[Opening SUPPLIED PASSAGE section]
I think means testing and pain is still years down the road, but you never know. Politicians will deny and continue to lie about the situation the morning before they vote the other way.

Anonymous said...

States cannot legally go bankrupt. They can default but the debt does not get wiped out by court action. So what happens then? Same with pensions?

Anonymous said...

sounds more like a stabbing than
a scalping to me....
another lesson in "nothing in
life is guaranteed"
Many people with a pension from
a business are smart and don't
count on the pension....but with
the government, workers felt more
secure.
How do you protect yourself from
everything?
Thanks for another interesting
year Roger...I wish you happiness
and health in 2011.

Roger Nusbaum said...

thank you

as for your question I don't think we can protect against everything, only the reasonable. As I sit here today I have zero expectation of getting ss or medicare. this may turn out to be too pessimistic but if we are truly planning on zero then it can only get better.

RW said...

Since it's usually a waste of time explaining to folks that the SS fund and all the other federal trusts are not only fully funded to date but separate from the general fund and therefore, unified budget legerdemain to make the general fund look better aside, are debt-free and, in the case of the SS fund at least, not experiencing any current deficits whatsoever I'll just wish everyone:

A Merry Christmas if you celebrate it;
a Happy Holiday if you don't;
a blessed New Year for everyone
and may the unthinkable mean you win the lottery.
[Closing SUPPLIED PASSAGE section]
_PROBLEM TO WORK ON_: Please return the part of the comment thread that opens with the words containing "Thanks for another" and closes with "only get better.", copied word for word.
[Opening SUPPLIED ENTRIES section]
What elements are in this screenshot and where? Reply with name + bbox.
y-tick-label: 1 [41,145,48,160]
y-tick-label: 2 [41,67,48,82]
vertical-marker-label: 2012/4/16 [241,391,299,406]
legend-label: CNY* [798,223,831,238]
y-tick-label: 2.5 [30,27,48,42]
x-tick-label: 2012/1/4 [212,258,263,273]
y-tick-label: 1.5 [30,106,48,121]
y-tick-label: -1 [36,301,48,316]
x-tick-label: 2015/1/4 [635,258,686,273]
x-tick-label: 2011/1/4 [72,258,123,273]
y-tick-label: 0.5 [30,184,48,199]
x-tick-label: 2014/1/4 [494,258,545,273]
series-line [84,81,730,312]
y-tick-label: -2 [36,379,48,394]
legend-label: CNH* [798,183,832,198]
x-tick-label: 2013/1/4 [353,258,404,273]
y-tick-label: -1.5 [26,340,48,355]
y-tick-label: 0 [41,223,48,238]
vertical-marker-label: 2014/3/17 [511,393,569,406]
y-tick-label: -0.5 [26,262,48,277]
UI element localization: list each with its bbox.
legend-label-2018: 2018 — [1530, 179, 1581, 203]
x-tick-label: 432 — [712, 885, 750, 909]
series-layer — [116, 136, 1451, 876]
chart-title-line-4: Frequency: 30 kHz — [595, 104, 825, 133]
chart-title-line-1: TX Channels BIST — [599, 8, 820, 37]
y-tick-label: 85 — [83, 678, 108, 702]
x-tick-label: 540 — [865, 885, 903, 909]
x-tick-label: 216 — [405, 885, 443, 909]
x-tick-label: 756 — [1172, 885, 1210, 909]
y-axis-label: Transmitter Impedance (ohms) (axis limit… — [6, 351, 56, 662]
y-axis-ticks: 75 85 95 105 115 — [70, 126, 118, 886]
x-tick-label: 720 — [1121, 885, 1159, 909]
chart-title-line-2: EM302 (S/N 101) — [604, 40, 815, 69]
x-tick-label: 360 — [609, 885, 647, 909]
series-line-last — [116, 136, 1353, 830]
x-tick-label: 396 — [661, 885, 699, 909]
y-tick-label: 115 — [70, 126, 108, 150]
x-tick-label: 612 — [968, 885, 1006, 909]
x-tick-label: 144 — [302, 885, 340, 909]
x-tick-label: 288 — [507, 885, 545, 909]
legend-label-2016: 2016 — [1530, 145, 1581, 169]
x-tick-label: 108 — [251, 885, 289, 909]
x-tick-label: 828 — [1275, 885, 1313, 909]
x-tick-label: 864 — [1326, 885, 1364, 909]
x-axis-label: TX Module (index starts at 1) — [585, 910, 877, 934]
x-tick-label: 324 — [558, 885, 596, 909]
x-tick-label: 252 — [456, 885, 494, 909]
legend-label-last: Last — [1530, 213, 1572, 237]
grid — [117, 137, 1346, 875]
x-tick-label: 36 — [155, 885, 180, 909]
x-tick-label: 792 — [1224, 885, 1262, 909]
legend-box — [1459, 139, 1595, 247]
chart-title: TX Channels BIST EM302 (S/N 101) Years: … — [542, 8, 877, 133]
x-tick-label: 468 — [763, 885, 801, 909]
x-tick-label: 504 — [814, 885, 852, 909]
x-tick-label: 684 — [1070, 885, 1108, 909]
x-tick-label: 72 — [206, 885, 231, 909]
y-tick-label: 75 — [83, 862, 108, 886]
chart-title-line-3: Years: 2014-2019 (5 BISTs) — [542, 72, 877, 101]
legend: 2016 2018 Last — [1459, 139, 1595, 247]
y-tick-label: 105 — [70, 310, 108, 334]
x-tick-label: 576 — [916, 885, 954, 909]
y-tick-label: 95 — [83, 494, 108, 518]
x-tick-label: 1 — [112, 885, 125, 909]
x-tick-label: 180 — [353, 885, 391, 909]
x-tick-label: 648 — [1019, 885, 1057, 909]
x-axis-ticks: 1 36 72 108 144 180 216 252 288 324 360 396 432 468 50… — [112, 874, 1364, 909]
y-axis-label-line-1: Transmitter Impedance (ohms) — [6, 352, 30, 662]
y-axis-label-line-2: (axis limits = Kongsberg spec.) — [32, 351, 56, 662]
[Closing SUPPLIED ENTRIES section]
_REPLY TO THE EXERCISE_:
Thanks for another interesting
year Roger...I wish you happiness
and health in 2011.

Roger Nusbaum said...

thank you

as for your question I don't think we can protect against everything, only the reasonable. As I sit here today I have zero expectation of getting ss or medicare. this may turn out to be too pessimistic but if we are truly planning on zero then it can only get better.